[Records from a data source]

##############################

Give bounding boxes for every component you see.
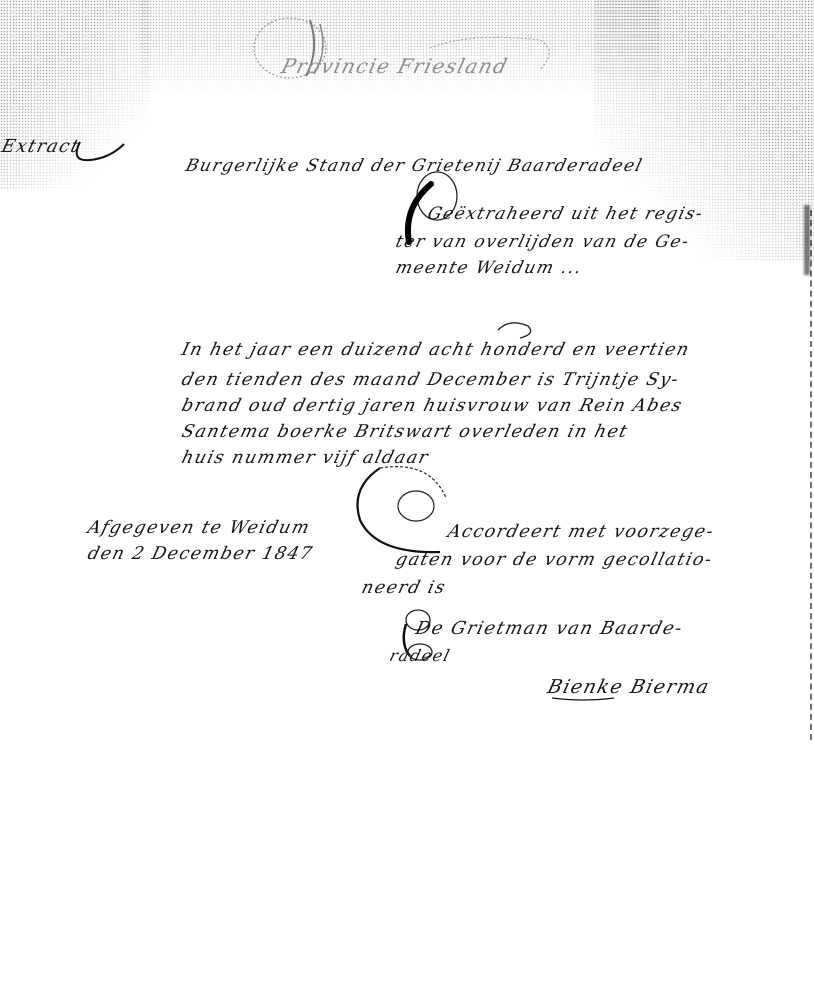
body-line-3: brand oud dertig jaren huisvrouw van Rei…	[180, 396, 685, 416]
seal-oval-icon	[340, 458, 460, 558]
issued-place: Afgegeven te Weidum	[86, 518, 313, 538]
margin-note: Extract	[0, 136, 82, 157]
jurisdiction-line: Burgerlijke Stand der Grietenij Baardera…	[184, 156, 646, 176]
body-line-4: Santema boerke Britswart overleden in he…	[180, 422, 631, 442]
body-line-2: den tienden des maand December is Trijnt…	[180, 370, 682, 390]
certification-line-2: gaten voor de vorm gecollatio-	[394, 550, 715, 570]
authority-line-1: De Grietman van Baarde-	[413, 618, 685, 639]
body-line-1: In het jaar een duizend acht honderd en …	[180, 340, 693, 360]
certification-line-3: neerd is	[360, 578, 449, 598]
page-edge-shadow	[807, 210, 812, 740]
scan-noise-left	[0, 0, 150, 190]
title-line-2: ter van overlijden van de Ge-	[394, 232, 692, 252]
official-signature: Bienke Bierma	[545, 676, 712, 698]
authority-line-2: radeel	[388, 646, 453, 665]
scan-noise-top	[140, 0, 660, 95]
scanned-document-page: Provincie Friesland Extract Burgerlijke …	[0, 0, 814, 1008]
title-line-3: meente Weidum ...	[394, 258, 585, 278]
issued-date: den 2 December 1847	[86, 544, 316, 564]
page-edge-dark-spot	[804, 205, 810, 275]
header-province: Provincie Friesland	[279, 54, 511, 78]
certification-line-1: Accordeert met voorzege-	[446, 522, 717, 542]
title-line-1: Geëxtraheerd uit het regis-	[426, 204, 706, 224]
body-line-5: huis nummer vijf aldaar	[180, 448, 432, 468]
stamp-flourish-icon	[240, 10, 600, 90]
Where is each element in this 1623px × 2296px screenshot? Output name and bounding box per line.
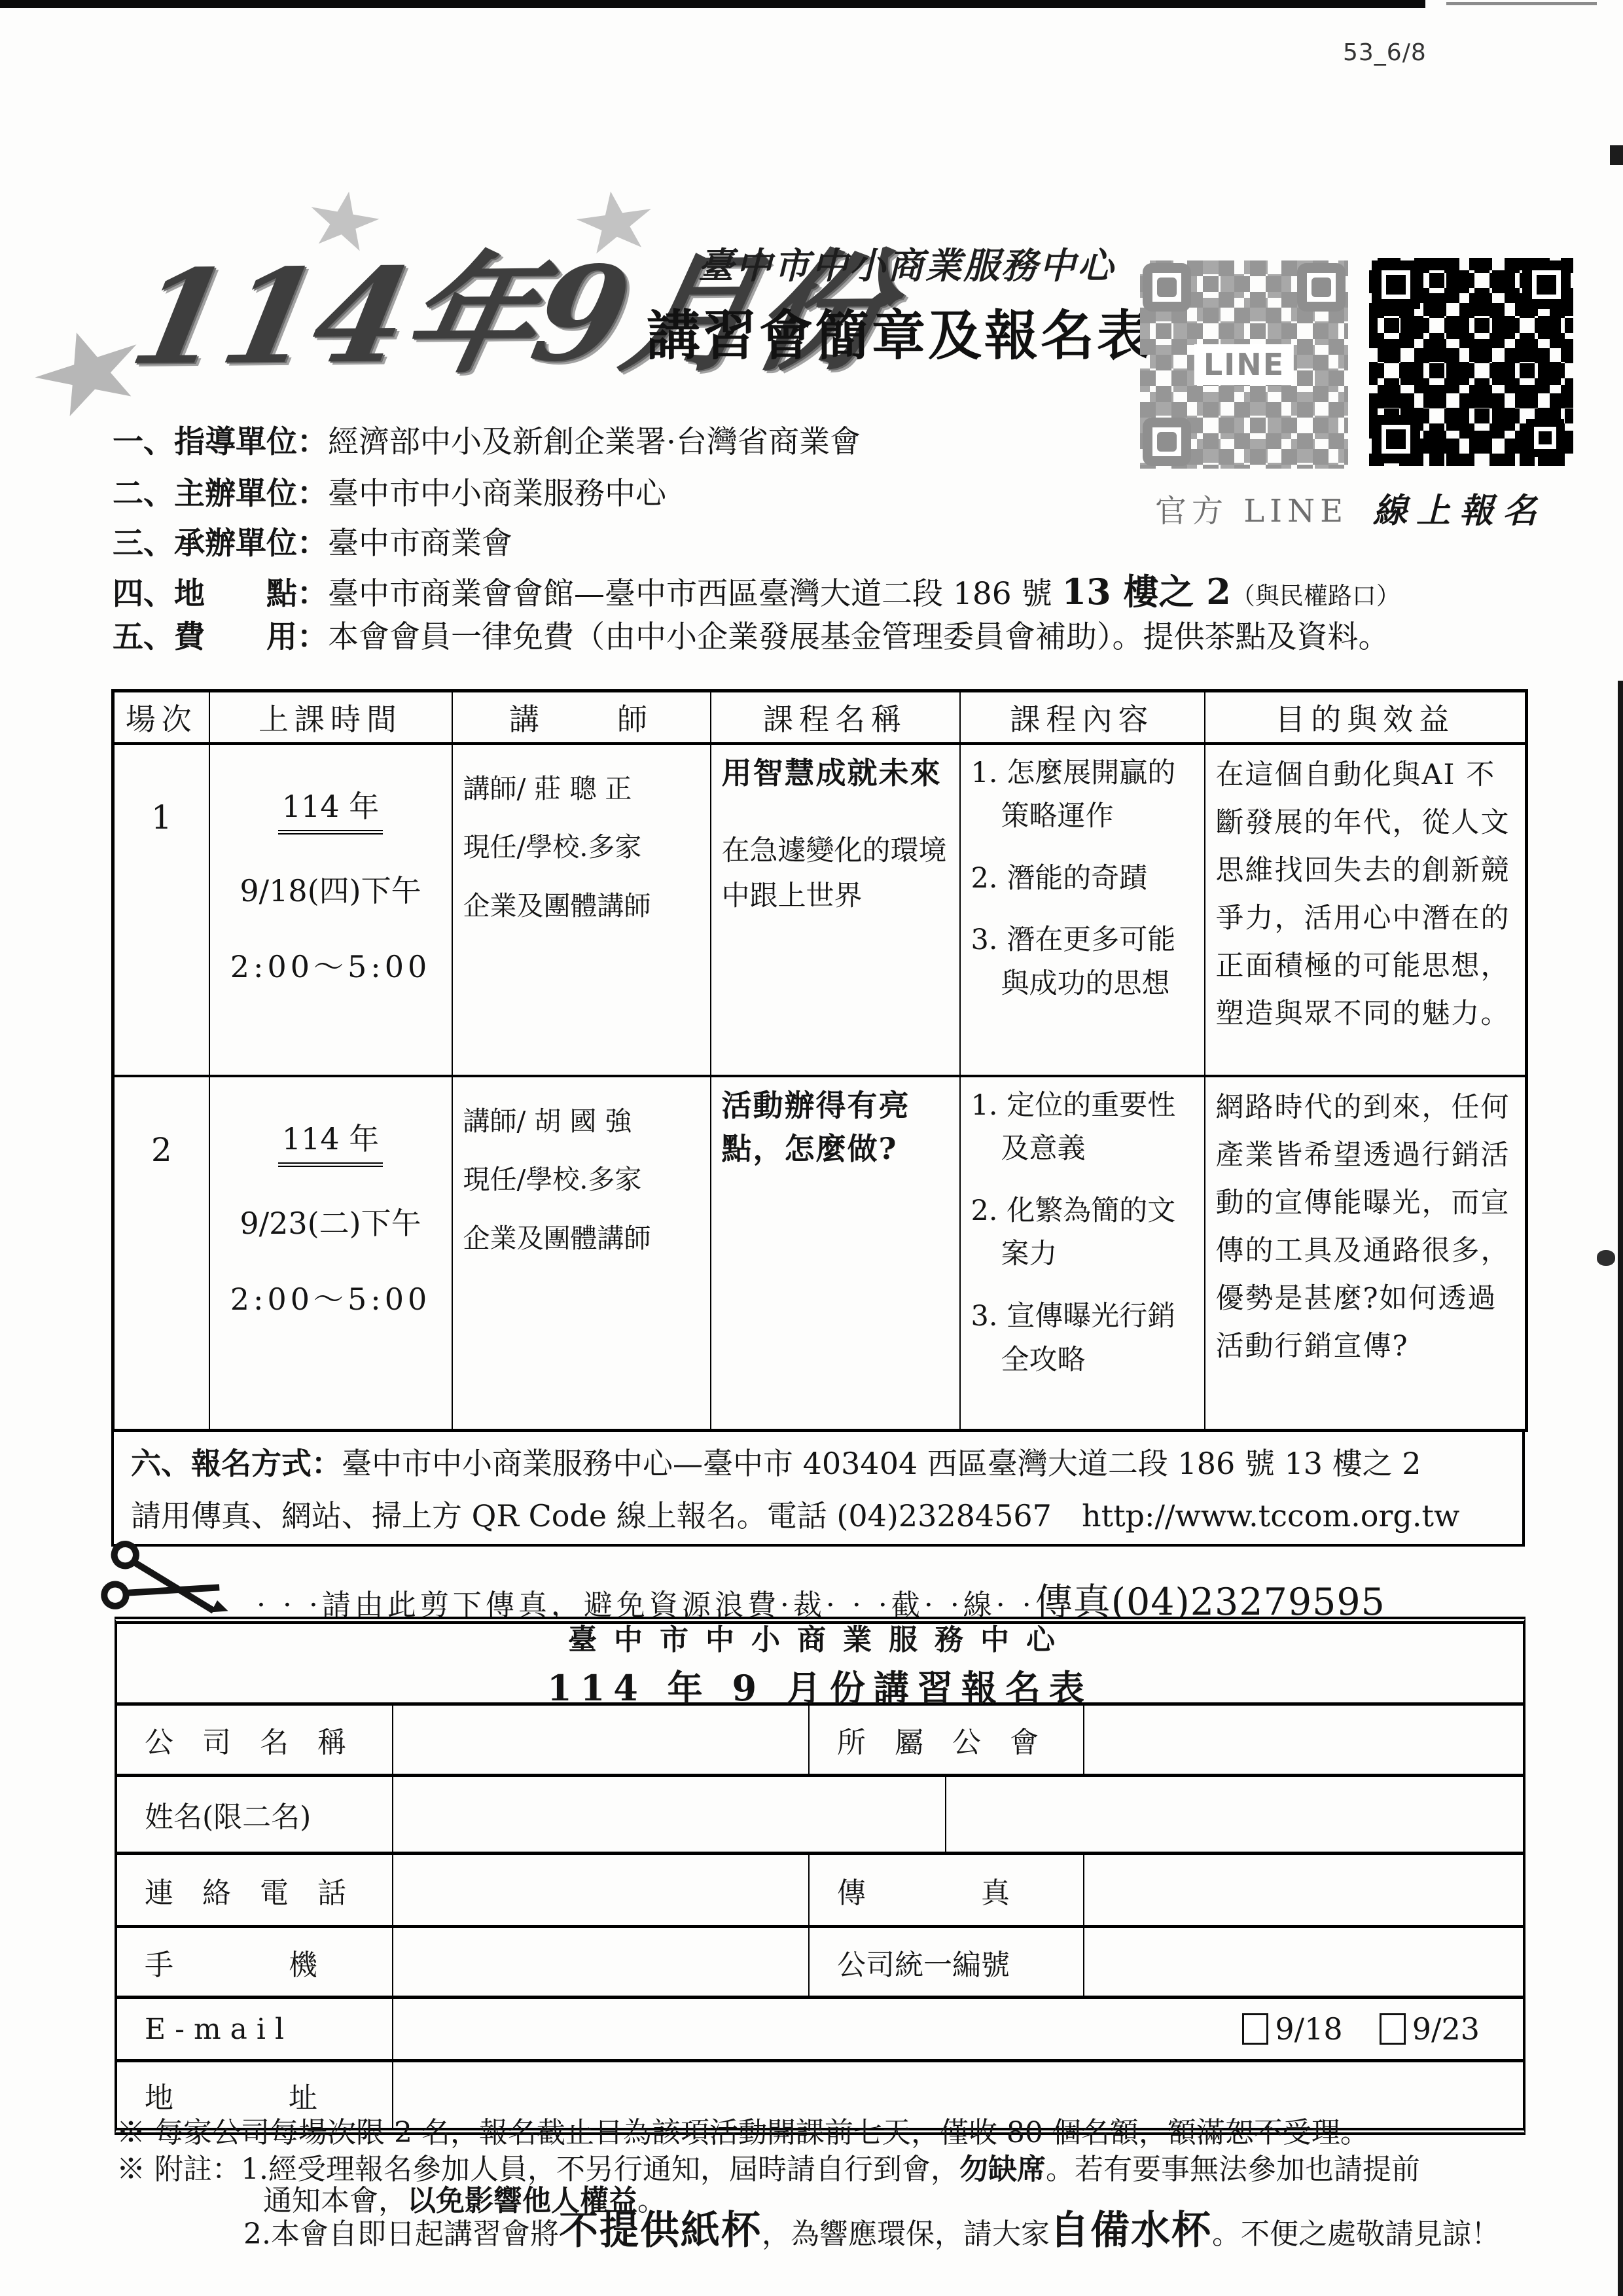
qr-finder-icon <box>1143 418 1191 466</box>
company-name-label: 公 司 名 稱 <box>117 1706 392 1774</box>
session1-checkbox <box>1242 2013 1268 2045</box>
form-row-company: 公 司 名 稱 所 屬 公 會 <box>117 1702 1523 1774</box>
phone-field <box>392 1855 808 1925</box>
footnote-text: 。若有要事無法參加也請提前 <box>1046 2153 1420 2186</box>
union-label: 所 屬 公 會 <box>808 1706 1083 1774</box>
lecturer-position: 現任/學校.多家 <box>463 827 700 869</box>
form-title: 臺中市中小商業服務中心 114 年 9 月份講習報名表 <box>117 1624 1523 1702</box>
content-item: 2. 化繁為簡的文案力 <box>971 1189 1194 1276</box>
signup-line-2: 請用傳真、網站、掃上方 QR Code 線上報名。電話 (04)23284567… <box>131 1492 1505 1535</box>
name-field-1 <box>392 1777 945 1852</box>
info-value: 臺中市商業會 <box>328 526 512 562</box>
names-label: 姓名(限二名) <box>117 1777 392 1852</box>
name-field-2 <box>945 1777 1525 1852</box>
class-hours: 2:00～5:00 <box>230 1276 431 1319</box>
form-row-names: 姓名(限二名) <box>117 1774 1523 1852</box>
schedule-header-row: 場次 上課時間 講 師 課程名稱 課程內容 目的與效益 <box>113 691 1527 744</box>
signup-method-box: 六、報名方式：臺中市中小商業服務中心—臺中市 403404 西區臺灣大道二段 1… <box>111 1429 1525 1547</box>
lecturer-name: 講師/ 胡 國 強 <box>463 1101 700 1143</box>
mobile-label: 手 機 <box>117 1928 392 1996</box>
session2-checkbox <box>1380 2013 1406 2045</box>
signup-address: 臺中市中小商業服務中心—臺中市 403404 西區臺灣大道二段 186 號 13… <box>342 1446 1421 1481</box>
header-course-content: 課程內容 <box>960 691 1205 744</box>
signup-label: 六、報名方式： <box>131 1446 342 1481</box>
class-date: 9/18(四)下午 <box>240 867 421 910</box>
header-class-time: 上課時間 <box>209 691 452 744</box>
email-field: 9/18 9/23 <box>392 1999 1525 2059</box>
qr-label-online-signup: 線上報名 <box>1373 483 1546 532</box>
union-field <box>1083 1706 1525 1774</box>
class-hours: 2:00～5:00 <box>230 943 431 986</box>
qr-finder-icon <box>1143 263 1191 312</box>
lecturer-position2: 企業及團體講師 <box>463 886 700 927</box>
header-course-name: 課程名稱 <box>711 691 960 744</box>
email-label: E - m a i l <box>117 1999 392 2059</box>
info-line-location: 四、地 點：臺中市商業會會館—臺中市西區臺灣大道二段 186 號 13 樓之 2… <box>113 571 1400 613</box>
scan-artifact-top-bar <box>0 0 1425 8</box>
form-title-month: 114 年 9 月份講習報名表 <box>547 1660 1093 1711</box>
content-item: 2. 潛能的奇蹟 <box>971 857 1194 901</box>
session1-checkbox-label: 9/18 <box>1275 2011 1342 2047</box>
scanned-seminar-flyer: 53_6/8 114年9月份 臺中市中小商業服務中心 講習會簡章及報名表 LIN… <box>0 0 1623 2296</box>
form-row-email: E - m a i l 9/18 9/23 <box>117 1996 1523 2059</box>
info-label: 三、承辦單位： <box>113 526 328 562</box>
fax-label: 傳 真 <box>808 1855 1083 1925</box>
class-year: 114 年 <box>278 783 383 834</box>
form-title-org: 臺中市中小商業服務中心 <box>568 1616 1072 1658</box>
session1-checkbox-group: 9/18 <box>1242 2011 1342 2047</box>
info-label: 四、地 點： <box>113 576 328 612</box>
scan-artifact-right-edge <box>1618 681 1623 2296</box>
schedule-row-2: 2 114 年 9/23(二)下午 2:00～5:00 講師/ 胡 國 強 現任… <box>113 1076 1527 1431</box>
document-title: 講習會簡章及報名表 <box>647 293 1153 370</box>
footnote-quota: ※ 每家公司每場次限 2 名，報名截止日為該項活動開課前七天，僅收 80 個名額… <box>116 2109 1369 2151</box>
course-name-cell: 活動辦得有亮點，怎麼做? <box>711 1076 960 1431</box>
class-time-stack: 114 年 9/23(二)下午 2:00～5:00 <box>221 1084 441 1319</box>
footnote-bold-no-absence: 勿缺席 <box>959 2153 1046 2186</box>
lecturer-cell: 講師/ 莊 聰 正 現任/學校.多家 企業及團體講師 <box>452 744 711 1076</box>
class-time-cell: 114 年 9/23(二)下午 2:00～5:00 <box>209 1076 452 1431</box>
class-year: 114 年 <box>278 1115 383 1167</box>
lecturer-cell: 講師/ 胡 國 強 現任/學校.多家 企業及團體講師 <box>452 1076 711 1431</box>
purpose-cell: 在這個自動化與AI 不斷發展的年代，從人文思維找回失去的創新競爭力，活用心中潛在… <box>1205 744 1527 1076</box>
qr-label-official-line: 官方 LINE <box>1155 486 1348 531</box>
footnote-big-no-cups: 不提供紙杯 <box>559 2208 762 2253</box>
qr-finder-icon <box>1522 260 1571 309</box>
header-purpose-benefit: 目的與效益 <box>1205 691 1527 744</box>
form-row-phone: 連 絡 電 話 傳 真 <box>117 1852 1523 1925</box>
tax-id-field <box>1083 1928 1525 1996</box>
info-label: 一、指導單位： <box>113 424 328 460</box>
footnote-text: ，為響應環保，請大家 <box>762 2217 1050 2251</box>
content-item: 1. 定位的重要性及意義 <box>971 1084 1194 1171</box>
registration-form: 臺中市中小商業服務中心 114 年 9 月份講習報名表 公 司 名 稱 所 屬 … <box>115 1617 1525 2135</box>
info-line-advisor: 一、指導單位：經濟部中小及新創企業署·台灣省商業會 <box>113 424 861 461</box>
session-number-cell: 2 <box>113 1076 209 1431</box>
course-title: 活動辦得有亮點，怎麼做? <box>722 1084 949 1171</box>
qr-finder-icon <box>1297 263 1346 312</box>
info-value: 臺中市商業會會館—臺中市西區臺灣大道二段 186 號 <box>328 576 1062 612</box>
content-item: 1. 怎麼展開贏的策略運作 <box>971 751 1194 838</box>
course-content-cell: 1. 怎麼展開贏的策略運作 2. 潛能的奇蹟 3. 潛在更多可能與成功的思想 <box>960 744 1205 1076</box>
info-value: 臺中市中小商業服務中心 <box>328 476 666 512</box>
course-content-cell: 1. 定位的重要性及意義 2. 化繁為簡的文案力 3. 宣傳曝光行銷全攻略 <box>960 1076 1205 1431</box>
class-time-stack: 114 年 9/18(四)下午 2:00～5:00 <box>221 751 441 986</box>
purpose-cell: 網路時代的到來，任何產業皆希望透過行銷活動的宣傳能曝光，而宣傳的工具及通路很多，… <box>1205 1076 1527 1431</box>
header-session: 場次 <box>113 691 209 744</box>
info-line-coorganizer: 三、承辦單位：臺中市商業會 <box>113 526 512 562</box>
lecturer-position: 現任/學校.多家 <box>463 1159 700 1201</box>
qr-finder-icon <box>1372 415 1420 463</box>
qr-finder-icon <box>1372 260 1420 309</box>
scan-artifact-top-right <box>1610 145 1623 165</box>
class-time-cell: 114 年 9/18(四)下午 2:00～5:00 <box>209 744 452 1076</box>
tax-id-label: 公司統一編號 <box>808 1928 1083 1996</box>
page-number: 53_6/8 <box>1343 39 1427 66</box>
info-value: 經濟部中小及新創企業署·台灣省商業會 <box>328 424 861 460</box>
scan-artifact-top-bar-right <box>1446 2 1597 5</box>
location-note: （與民權路口） <box>1231 582 1400 610</box>
fax-field <box>1083 1855 1525 1925</box>
lecturer-position2: 企業及團體講師 <box>463 1218 700 1260</box>
session2-checkbox-group: 9/23 <box>1380 2011 1480 2047</box>
content-item: 3. 潛在更多可能與成功的思想 <box>971 918 1194 1005</box>
lecturer-name: 講師/ 莊 聰 正 <box>463 768 700 810</box>
company-name-field <box>392 1706 808 1774</box>
info-line-organizer: 二、主辦單位：臺中市中小商業服務中心 <box>113 476 666 512</box>
session-number: 2 <box>151 1131 172 1169</box>
phone-label: 連 絡 電 話 <box>117 1855 392 1925</box>
footnote-no-paper-cups: 2.本會自即日起講習會將不提供紙杯，為響應環保，請大家自備水杯。不便之處敬請見諒… <box>243 2199 1500 2255</box>
location-floor-bold: 13 樓之 2 <box>1062 571 1231 613</box>
class-date: 9/23(二)下午 <box>240 1200 421 1243</box>
organization-name: 臺中市中小商業服務中心 <box>695 237 1126 289</box>
footnote-big-bring-bottle: 自備水杯 <box>1050 2208 1212 2253</box>
line-qr-code: LINE <box>1140 260 1348 469</box>
course-subtitle: 在急遽變化的環境中跟上世界 <box>722 829 949 919</box>
footnote-text: 。不便之處敬請見諒！ <box>1212 2217 1500 2251</box>
session-number-cell: 1 <box>113 744 209 1076</box>
cut-here-line: · · ·請由此剪下傳真，避免資源浪費·裁· · ·截· ·線· ·傳真(04)… <box>111 1563 1551 1622</box>
qr-alignment-icon <box>1526 419 1564 457</box>
signup-qr-code <box>1369 258 1573 466</box>
mobile-field <box>392 1928 808 1996</box>
course-name-cell: 用智慧成就未來 在急遽變化的環境中跟上世界 <box>711 744 960 1076</box>
schedule-row-1: 1 114 年 9/18(四)下午 2:00～5:00 講師/ 莊 聰 正 現任… <box>113 744 1527 1076</box>
seminar-schedule-table: 場次 上課時間 講 師 課程名稱 課程內容 目的與效益 1 114 年 9/18… <box>111 689 1528 1432</box>
session-number: 1 <box>151 798 172 836</box>
info-label: 二、主辦單位： <box>113 476 328 512</box>
header-lecturer: 講 師 <box>452 691 711 744</box>
signup-line-1: 六、報名方式：臺中市中小商業服務中心—臺中市 403404 西區臺灣大道二段 1… <box>131 1440 1505 1483</box>
info-value: 本會會員一律免費（由中小企業發展基金管理委員會補助）。提供茶點及資料。 <box>328 619 1389 655</box>
footnote-text: 2.本會自即日起講習會將 <box>243 2217 559 2251</box>
session2-checkbox-label: 9/23 <box>1412 2011 1480 2047</box>
content-item: 3. 宣傳曝光行銷全攻略 <box>971 1295 1194 1382</box>
form-row-mobile: 手 機 公司統一編號 <box>117 1925 1523 1996</box>
info-line-fee: 五、費 用：本會會員一律免費（由中小企業發展基金管理委員會補助）。提供茶點及資料… <box>113 619 1389 656</box>
info-label: 五、費 用： <box>113 619 328 655</box>
scan-artifact-right-blob <box>1597 1250 1615 1266</box>
line-logo-text: LINE <box>1194 344 1294 385</box>
course-title: 用智慧成就未來 <box>722 751 949 795</box>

##############################

◆ **WHAT THE TASK ASKS**
Please reproduce, word for word, the lines of the listing above from the line with "qr-finder-icon <box>1143 418 1191 466</box>" to the line with "form-row-names: 姓名(限二名) <box>117", including both of those lines.

◆ **FINISHED EXERCISE**
qr-finder-icon <box>1143 418 1191 466</box>
company-name-label: 公 司 名 稱 <box>117 1706 392 1774</box>
session1-checkbox <box>1242 2013 1268 2045</box>
form-row-company: 公 司 名 稱 所 屬 公 會 <box>117 1702 1523 1774</box>
phone-field <box>392 1855 808 1925</box>
footnote-text: 。若有要事無法參加也請提前 <box>1046 2153 1420 2186</box>
union-label: 所 屬 公 會 <box>808 1706 1083 1774</box>
lecturer-position: 現任/學校.多家 <box>463 827 700 869</box>
form-title: 臺中市中小商業服務中心 114 年 9 月份講習報名表 <box>117 1624 1523 1702</box>
content-item: 2. 化繁為簡的文案力 <box>971 1189 1194 1276</box>
signup-line-2: 請用傳真、網站、掃上方 QR Code 線上報名。電話 (04)23284567… <box>131 1492 1505 1535</box>
name-field-1 <box>392 1777 945 1852</box>
info-value: 臺中市商業會 <box>328 526 512 562</box>
names-label: 姓名(限二名) <box>117 1777 392 1852</box>
name-field-2 <box>945 1777 1525 1852</box>
class-hours: 2:00～5:00 <box>230 1276 431 1319</box>
form-row-names: 姓名(限二名) <box>117 1774 1523 1852</box>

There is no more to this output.